▸ **Work to be completed**
Set down every line of the entries below verbatim, altering nothing and omitting nothing.

Spatial annotation entries
——
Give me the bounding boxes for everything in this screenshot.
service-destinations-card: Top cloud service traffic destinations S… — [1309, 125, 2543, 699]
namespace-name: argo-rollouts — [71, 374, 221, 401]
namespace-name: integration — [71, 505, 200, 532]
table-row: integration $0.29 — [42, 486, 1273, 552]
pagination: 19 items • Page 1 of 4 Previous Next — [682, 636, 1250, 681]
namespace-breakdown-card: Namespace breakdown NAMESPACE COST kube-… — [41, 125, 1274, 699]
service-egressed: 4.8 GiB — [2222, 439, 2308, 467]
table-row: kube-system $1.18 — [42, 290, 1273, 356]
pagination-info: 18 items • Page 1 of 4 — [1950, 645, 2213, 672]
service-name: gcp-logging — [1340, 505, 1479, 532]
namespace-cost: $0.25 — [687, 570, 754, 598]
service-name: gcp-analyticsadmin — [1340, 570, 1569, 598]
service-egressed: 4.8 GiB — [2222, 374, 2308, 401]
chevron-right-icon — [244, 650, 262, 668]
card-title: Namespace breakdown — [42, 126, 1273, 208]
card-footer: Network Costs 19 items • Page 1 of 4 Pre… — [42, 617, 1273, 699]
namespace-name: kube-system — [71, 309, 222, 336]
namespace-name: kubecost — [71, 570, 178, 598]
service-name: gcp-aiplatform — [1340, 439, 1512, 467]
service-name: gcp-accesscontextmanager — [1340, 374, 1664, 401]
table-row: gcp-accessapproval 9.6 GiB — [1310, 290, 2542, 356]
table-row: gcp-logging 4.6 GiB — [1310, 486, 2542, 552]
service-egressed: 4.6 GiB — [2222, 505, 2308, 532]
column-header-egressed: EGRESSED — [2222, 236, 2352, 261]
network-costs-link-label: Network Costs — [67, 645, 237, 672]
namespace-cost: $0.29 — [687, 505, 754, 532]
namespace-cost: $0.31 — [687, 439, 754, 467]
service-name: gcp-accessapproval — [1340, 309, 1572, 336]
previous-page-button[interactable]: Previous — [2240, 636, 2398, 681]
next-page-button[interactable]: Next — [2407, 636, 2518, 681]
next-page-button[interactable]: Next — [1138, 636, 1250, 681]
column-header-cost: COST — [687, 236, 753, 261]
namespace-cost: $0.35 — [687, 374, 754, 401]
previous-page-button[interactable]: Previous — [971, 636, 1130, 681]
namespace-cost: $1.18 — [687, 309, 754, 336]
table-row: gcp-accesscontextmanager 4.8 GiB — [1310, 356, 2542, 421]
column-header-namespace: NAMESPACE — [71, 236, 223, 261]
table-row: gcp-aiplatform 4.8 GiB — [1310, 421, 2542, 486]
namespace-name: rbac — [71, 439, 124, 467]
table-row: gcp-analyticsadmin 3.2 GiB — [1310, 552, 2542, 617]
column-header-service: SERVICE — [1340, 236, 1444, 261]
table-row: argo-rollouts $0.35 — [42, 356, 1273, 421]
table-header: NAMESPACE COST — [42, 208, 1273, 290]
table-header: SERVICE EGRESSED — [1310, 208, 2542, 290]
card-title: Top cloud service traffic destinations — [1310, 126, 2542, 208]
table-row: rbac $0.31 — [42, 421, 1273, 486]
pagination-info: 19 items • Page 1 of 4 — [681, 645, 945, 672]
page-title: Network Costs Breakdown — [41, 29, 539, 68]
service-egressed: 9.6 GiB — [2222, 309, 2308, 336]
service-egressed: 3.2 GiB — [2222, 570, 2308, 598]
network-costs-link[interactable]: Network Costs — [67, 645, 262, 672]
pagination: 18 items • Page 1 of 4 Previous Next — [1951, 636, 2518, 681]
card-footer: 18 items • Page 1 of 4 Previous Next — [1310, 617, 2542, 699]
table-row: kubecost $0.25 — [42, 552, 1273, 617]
——
▸ **Written reply**
Give me the bounding boxes for everything in this screenshot.
service-destinations-card: Top cloud service traffic destinations S… — [1309, 125, 2543, 699]
namespace-name: argo-rollouts — [71, 374, 221, 401]
namespace-name: integration — [71, 505, 200, 532]
table-row: integration $0.29 — [42, 486, 1273, 552]
pagination: 19 items • Page 1 of 4 Previous Next — [682, 636, 1250, 681]
namespace-breakdown-card: Namespace breakdown NAMESPACE COST kube-… — [41, 125, 1274, 699]
service-egressed: 4.8 GiB — [2222, 439, 2308, 467]
table-row: kube-system $1.18 — [42, 290, 1273, 356]
pagination-info: 18 items • Page 1 of 4 — [1950, 645, 2213, 672]
service-name: gcp-logging — [1340, 505, 1479, 532]
namespace-cost: $0.25 — [687, 570, 754, 598]
service-name: gcp-analyticsadmin — [1340, 570, 1569, 598]
service-egressed: 4.8 GiB — [2222, 374, 2308, 401]
chevron-right-icon — [244, 650, 262, 668]
card-title: Namespace breakdown — [42, 126, 1273, 208]
card-footer: Network Costs 19 items • Page 1 of 4 Pre… — [42, 617, 1273, 699]
namespace-name: kube-system — [71, 309, 222, 336]
namespace-name: kubecost — [71, 570, 178, 598]
service-name: gcp-aiplatform — [1340, 439, 1512, 467]
service-name: gcp-accesscontextmanager — [1340, 374, 1664, 401]
table-row: gcp-accessapproval 9.6 GiB — [1310, 290, 2542, 356]
table-row: gcp-logging 4.6 GiB — [1310, 486, 2542, 552]
service-egressed: 4.6 GiB — [2222, 505, 2308, 532]
column-header-egressed: EGRESSED — [2222, 236, 2352, 261]
network-costs-link-label: Network Costs — [67, 645, 237, 672]
namespace-cost: $0.29 — [687, 505, 754, 532]
namespace-cost: $0.31 — [687, 439, 754, 467]
service-name: gcp-accessapproval — [1340, 309, 1572, 336]
previous-page-button[interactable]: Previous — [2240, 636, 2398, 681]
next-page-button[interactable]: Next — [2407, 636, 2518, 681]
next-page-button[interactable]: Next — [1138, 636, 1250, 681]
column-header-cost: COST — [687, 236, 753, 261]
namespace-cost: $0.35 — [687, 374, 754, 401]
previous-page-button[interactable]: Previous — [971, 636, 1130, 681]
namespace-cost: $1.18 — [687, 309, 754, 336]
table-row: gcp-accesscontextmanager 4.8 GiB — [1310, 356, 2542, 421]
column-header-namespace: NAMESPACE — [71, 236, 223, 261]
table-row: gcp-aiplatform 4.8 GiB — [1310, 421, 2542, 486]
namespace-name: rbac — [71, 439, 124, 467]
table-row: gcp-analyticsadmin 3.2 GiB — [1310, 552, 2542, 617]
column-header-service: SERVICE — [1340, 236, 1444, 261]
table-row: argo-rollouts $0.35 — [42, 356, 1273, 421]
table-header: NAMESPACE COST — [42, 208, 1273, 290]
table-header: SERVICE EGRESSED — [1310, 208, 2542, 290]
card-title: Top cloud service traffic destinations — [1310, 126, 2542, 208]
table-row: rbac $0.31 — [42, 421, 1273, 486]
pagination-info: 19 items • Page 1 of 4 — [681, 645, 945, 672]
page-title: Network Costs Breakdown — [41, 29, 539, 68]
service-egressed: 9.6 GiB — [2222, 309, 2308, 336]
service-egressed: 3.2 GiB — [2222, 570, 2308, 598]
network-costs-link[interactable]: Network Costs — [67, 645, 262, 672]
pagination: 18 items • Page 1 of 4 Previous Next — [1951, 636, 2518, 681]
card-footer: 18 items • Page 1 of 4 Previous Next — [1310, 617, 2542, 699]
table-row: kubecost $0.25 — [42, 552, 1273, 617]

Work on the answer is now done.